* Start EXTRACTED ENTRIES *

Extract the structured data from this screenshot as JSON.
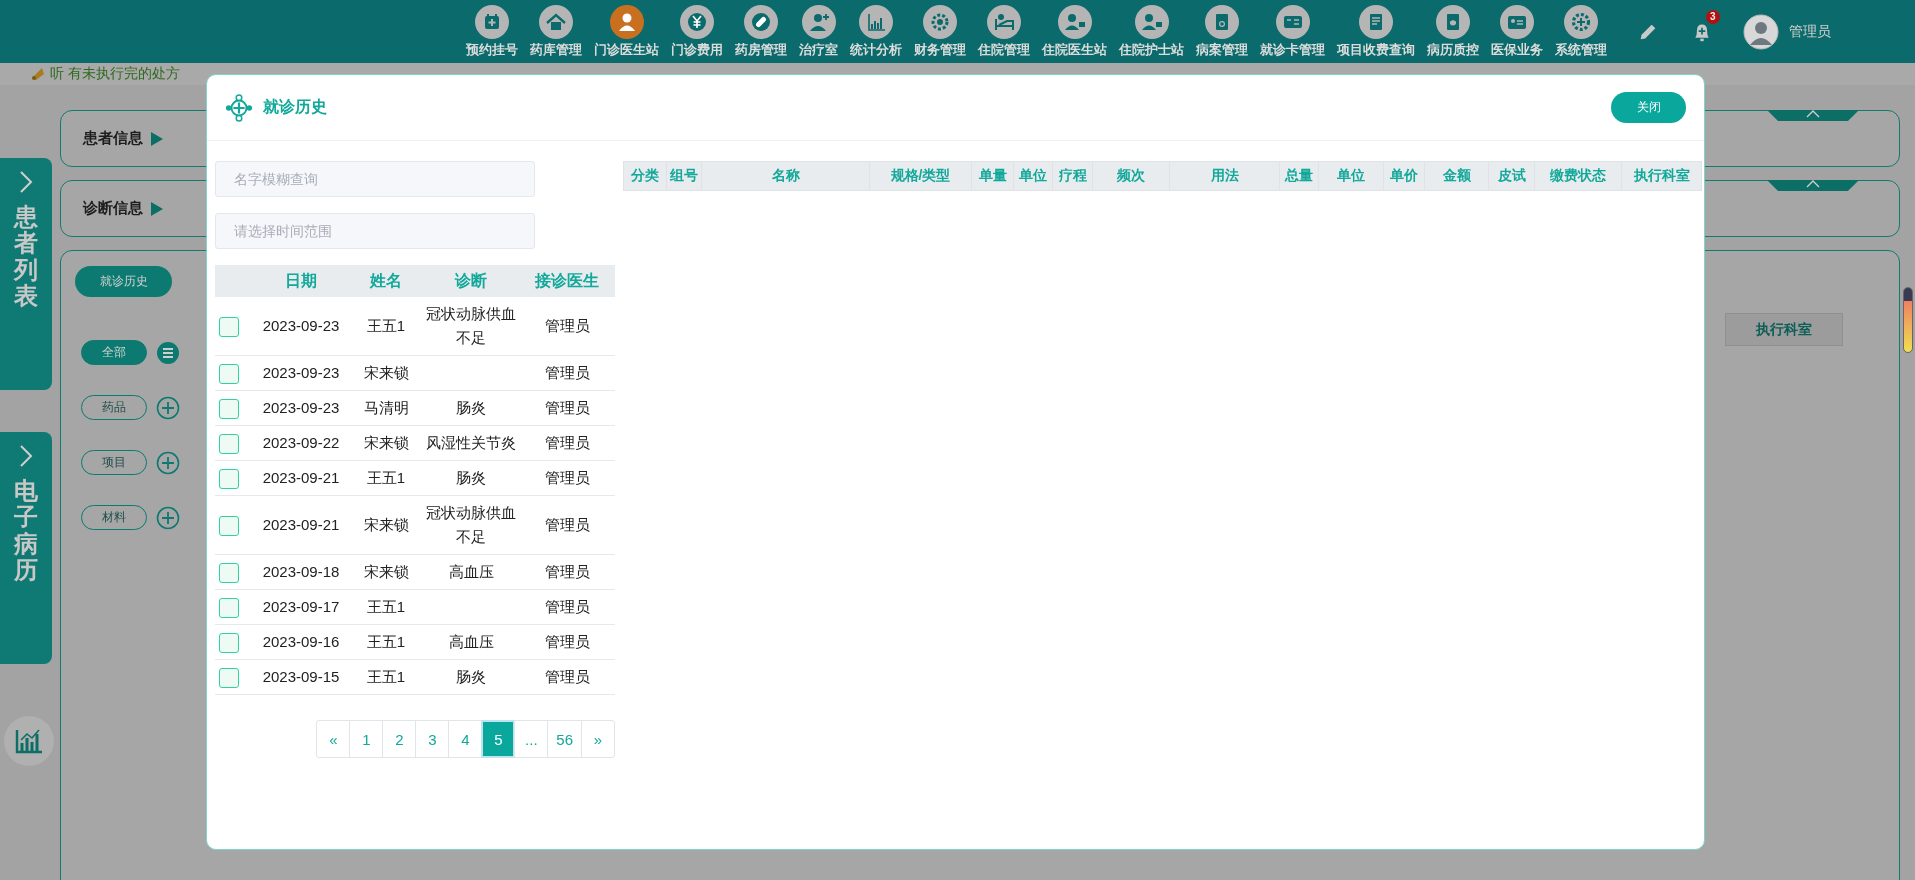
{
  "top_bar": {
    "nav_items": [
      {
        "label": "预约挂号",
        "selected": false
      },
      {
        "label": "药库管理",
        "selected": false
      },
      {
        "label": "门诊医生站",
        "selected": true
      },
      {
        "label": "门诊费用",
        "selected": false
      },
      {
        "label": "药房管理",
        "selected": false
      },
      {
        "label": "治疗室",
        "selected": false
      },
      {
        "label": "统计分析",
        "selected": false
      },
      {
        "label": "财务管理",
        "selected": false
      },
      {
        "label": "住院管理",
        "selected": false
      },
      {
        "label": "住院医生站",
        "selected": false
      },
      {
        "label": "住院护士站",
        "selected": false
      },
      {
        "label": "病案管理",
        "selected": false
      },
      {
        "label": "就诊卡管理",
        "selected": false
      },
      {
        "label": "项目收费查询",
        "selected": false
      },
      {
        "label": "病历质控",
        "selected": false
      },
      {
        "label": "医保业务",
        "selected": false
      },
      {
        "label": "系统管理",
        "selected": false
      }
    ],
    "notification_count": "3",
    "user_name": "管理员"
  },
  "ticker": {
    "message": "听 有未执行完的处方"
  },
  "side_tabs": [
    {
      "label": "患者列表"
    },
    {
      "label": "电子病历"
    }
  ],
  "patient_info": {
    "title": "患者信息"
  },
  "diagnosis_info": {
    "title": "诊断信息"
  },
  "workspace": {
    "buttons": [
      "就诊历史"
    ],
    "filters": [
      {
        "label": "全部",
        "selected": true
      },
      {
        "label": "药品",
        "selected": false
      },
      {
        "label": "项目",
        "selected": false
      },
      {
        "label": "材料",
        "selected": false
      }
    ],
    "table_columns": [
      "执行科室"
    ]
  },
  "dialog": {
    "title": "就诊历史",
    "close_button": "关闭",
    "name_search": {
      "placeholder": "名字模糊查询"
    },
    "date_range": {
      "placeholder": "请选择时间范围"
    },
    "visits": {
      "columns": [
        "日期",
        "姓名",
        "诊断",
        "接诊医生"
      ],
      "rows": [
        {
          "checked": false,
          "date": "2023-09-23",
          "name": "王五1",
          "diagnosis": "冠状动脉供血不足",
          "doctor": "管理员"
        },
        {
          "checked": false,
          "date": "2023-09-23",
          "name": "宋来锁",
          "doctor": "管理员"
        },
        {
          "checked": false,
          "date": "2023-09-23",
          "name": "马清明",
          "diagnosis": "肠炎",
          "doctor": "管理员"
        },
        {
          "checked": false,
          "date": "2023-09-22",
          "name": "宋来锁",
          "diagnosis": "风湿性关节炎",
          "doctor": "管理员"
        },
        {
          "checked": false,
          "date": "2023-09-21",
          "name": "王五1",
          "diagnosis": "肠炎",
          "doctor": "管理员"
        },
        {
          "checked": false,
          "date": "2023-09-21",
          "name": "宋来锁",
          "diagnosis": "冠状动脉供血不足",
          "doctor": "管理员"
        },
        {
          "checked": false,
          "date": "2023-09-18",
          "name": "宋来锁",
          "diagnosis": "高血压",
          "doctor": "管理员"
        },
        {
          "checked": false,
          "date": "2023-09-17",
          "name": "王五1",
          "doctor": "管理员"
        },
        {
          "checked": false,
          "date": "2023-09-16",
          "name": "王五1",
          "diagnosis": "高血压",
          "doctor": "管理员"
        },
        {
          "checked": false,
          "date": "2023-09-15",
          "name": "王五1",
          "diagnosis": "肠炎",
          "doctor": "管理员"
        }
      ]
    },
    "pagination": [
      {
        "label": "«",
        "selected": false
      },
      {
        "label": "1",
        "selected": false
      },
      {
        "label": "2",
        "selected": false
      },
      {
        "label": "3",
        "selected": false
      },
      {
        "label": "4",
        "selected": false
      },
      {
        "label": "5",
        "selected": true
      },
      {
        "label": "...",
        "selected": false
      },
      {
        "label": "56",
        "selected": false
      },
      {
        "label": "»",
        "selected": false
      }
    ],
    "orders": {
      "columns": [
        "分类",
        "组号",
        "名称",
        "规格/类型",
        "单量",
        "单位",
        "疗程",
        "频次",
        "用法",
        "总量",
        "单位",
        "单价",
        "金额",
        "皮试",
        "缴费状态",
        "执行科室"
      ]
    }
  }
}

* End EXTRACTED ENTRIES *

THE TASK
Set every line down exactly as written, leaving each picture out.

FULL ANSWER
Extract the structured data from this screenshot as JSON.
{
  "top_bar": {
    "nav_items": [
      {
        "label": "预约挂号",
        "selected": false
      },
      {
        "label": "药库管理",
        "selected": false
      },
      {
        "label": "门诊医生站",
        "selected": true
      },
      {
        "label": "门诊费用",
        "selected": false
      },
      {
        "label": "药房管理",
        "selected": false
      },
      {
        "label": "治疗室",
        "selected": false
      },
      {
        "label": "统计分析",
        "selected": false
      },
      {
        "label": "财务管理",
        "selected": false
      },
      {
        "label": "住院管理",
        "selected": false
      },
      {
        "label": "住院医生站",
        "selected": false
      },
      {
        "label": "住院护士站",
        "selected": false
      },
      {
        "label": "病案管理",
        "selected": false
      },
      {
        "label": "就诊卡管理",
        "selected": false
      },
      {
        "label": "项目收费查询",
        "selected": false
      },
      {
        "label": "病历质控",
        "selected": false
      },
      {
        "label": "医保业务",
        "selected": false
      },
      {
        "label": "系统管理",
        "selected": false
      }
    ],
    "notification_count": "3",
    "user_name": "管理员"
  },
  "ticker": {
    "message": "听 有未执行完的处方"
  },
  "side_tabs": [
    {
      "label": "患者列表"
    },
    {
      "label": "电子病历"
    }
  ],
  "patient_info": {
    "title": "患者信息"
  },
  "diagnosis_info": {
    "title": "诊断信息"
  },
  "workspace": {
    "buttons": [
      "就诊历史"
    ],
    "filters": [
      {
        "label": "全部",
        "selected": true
      },
      {
        "label": "药品",
        "selected": false
      },
      {
        "label": "项目",
        "selected": false
      },
      {
        "label": "材料",
        "selected": false
      }
    ],
    "table_columns": [
      "执行科室"
    ]
  },
  "dialog": {
    "title": "就诊历史",
    "close_button": "关闭",
    "name_search": {
      "placeholder": "名字模糊查询"
    },
    "date_range": {
      "placeholder": "请选择时间范围"
    },
    "visits": {
      "columns": [
        "日期",
        "姓名",
        "诊断",
        "接诊医生"
      ],
      "rows": [
        {
          "checked": false,
          "date": "2023-09-23",
          "name": "王五1",
          "diagnosis": "冠状动脉供血不足",
          "doctor": "管理员"
        },
        {
          "checked": false,
          "date": "2023-09-23",
          "name": "宋来锁",
          "doctor": "管理员"
        },
        {
          "checked": false,
          "date": "2023-09-23",
          "name": "马清明",
          "diagnosis": "肠炎",
          "doctor": "管理员"
        },
        {
          "checked": false,
          "date": "2023-09-22",
          "name": "宋来锁",
          "diagnosis": "风湿性关节炎",
          "doctor": "管理员"
        },
        {
          "checked": false,
          "date": "2023-09-21",
          "name": "王五1",
          "diagnosis": "肠炎",
          "doctor": "管理员"
        },
        {
          "checked": false,
          "date": "2023-09-21",
          "name": "宋来锁",
          "diagnosis": "冠状动脉供血不足",
          "doctor": "管理员"
        },
        {
          "checked": false,
          "date": "2023-09-18",
          "name": "宋来锁",
          "diagnosis": "高血压",
          "doctor": "管理员"
        },
        {
          "checked": false,
          "date": "2023-09-17",
          "name": "王五1",
          "doctor": "管理员"
        },
        {
          "checked": false,
          "date": "2023-09-16",
          "name": "王五1",
          "diagnosis": "高血压",
          "doctor": "管理员"
        },
        {
          "checked": false,
          "date": "2023-09-15",
          "name": "王五1",
          "diagnosis": "肠炎",
          "doctor": "管理员"
        }
      ]
    },
    "pagination": [
      {
        "label": "«",
        "selected": false
      },
      {
        "label": "1",
        "selected": false
      },
      {
        "label": "2",
        "selected": false
      },
      {
        "label": "3",
        "selected": false
      },
      {
        "label": "4",
        "selected": false
      },
      {
        "label": "5",
        "selected": true
      },
      {
        "label": "...",
        "selected": false
      },
      {
        "label": "56",
        "selected": false
      },
      {
        "label": "»",
        "selected": false
      }
    ],
    "orders": {
      "columns": [
        "分类",
        "组号",
        "名称",
        "规格/类型",
        "单量",
        "单位",
        "疗程",
        "频次",
        "用法",
        "总量",
        "单位",
        "单价",
        "金额",
        "皮试",
        "缴费状态",
        "执行科室"
      ]
    }
  }
}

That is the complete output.